> [RECORDED INFORMATION]:

┄┄┄┄┄┄

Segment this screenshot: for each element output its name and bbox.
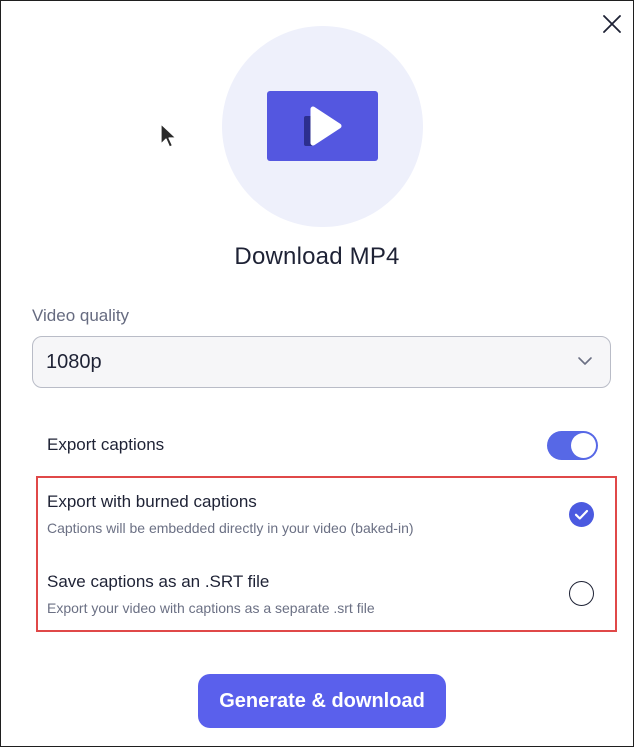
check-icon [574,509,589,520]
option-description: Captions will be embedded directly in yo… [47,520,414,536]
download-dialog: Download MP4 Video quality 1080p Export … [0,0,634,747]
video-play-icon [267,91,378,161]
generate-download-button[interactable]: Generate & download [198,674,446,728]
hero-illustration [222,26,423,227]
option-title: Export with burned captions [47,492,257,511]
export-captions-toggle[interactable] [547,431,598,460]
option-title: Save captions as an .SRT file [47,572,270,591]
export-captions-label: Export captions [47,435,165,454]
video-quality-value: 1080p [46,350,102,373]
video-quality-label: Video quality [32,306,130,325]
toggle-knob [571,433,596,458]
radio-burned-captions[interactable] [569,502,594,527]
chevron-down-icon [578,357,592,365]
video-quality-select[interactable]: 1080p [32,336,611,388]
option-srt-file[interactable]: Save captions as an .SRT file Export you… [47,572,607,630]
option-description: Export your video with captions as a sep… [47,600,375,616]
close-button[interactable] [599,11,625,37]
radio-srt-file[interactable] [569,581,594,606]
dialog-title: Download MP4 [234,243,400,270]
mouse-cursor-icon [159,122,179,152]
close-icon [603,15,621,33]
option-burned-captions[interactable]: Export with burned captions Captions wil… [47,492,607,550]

┄┄┄┄┄┄

> [WHAT YOU NEED TO DO]: Convert the material above into a Markdown table with two columns, "Row" for a running number and "Entry" for each line, skipping blank lines and leaving out the picture.

> [TASK RESPONSE]:
| Row | Entry |
|---|---|
| 1 | Segment this screenshot: for each element output its name and bbox. |
| 2 | check-icon [574,509,589,520] |
| 3 | option-description: Captions will be embedded directly in yo… [47,520,414,536] |
| 4 | download-dialog: Download MP4 Video quality 1080p Export … [0,0,634,747] |
| 5 | video-play-icon [267,91,378,161] |
| 6 | generate-download-button[interactable]: Generate & download [198,674,446,728] |
| 7 | hero-illustration [222,26,423,227] |
| 8 | option-title: Export with burned captions [47,492,257,511] |
| 9 | export-captions-toggle[interactable] [547,431,598,460] |
| 10 | option-title: Save captions as an .SRT file [47,572,270,591] |
| 11 | export-captions-label: Export captions [47,435,165,454] |
| 12 | video-quality-value: 1080p [46,350,102,373] |
| 13 | video-quality-label: Video quality [32,306,130,325] |
| 14 | toggle-knob [571,433,596,458] |
| 15 | radio-burned-captions[interactable] [569,502,594,527] |
| 16 | chevron-down-icon [578,357,592,365] |
| 17 | video-quality-select[interactable]: 1080p [32,336,611,388] |
| 18 | option-srt-file[interactable]: Save captions as an .SRT file Export you… [47,572,607,630] |
| 19 | option-description: Export your video with captions as a sep… [47,600,375,616] |
| 20 | close-button[interactable] [599,11,625,37] |
| 21 | radio-srt-file[interactable] [569,581,594,606] |
| 22 | dialog-title: Download MP4 [234,243,400,270] |
| 23 | mouse-cursor-icon [159,122,179,152] |
| 24 | close-icon [603,15,621,33] |
| 25 | option-burned-captions[interactable]: Export with burned captions Captions wil… [47,492,607,550] |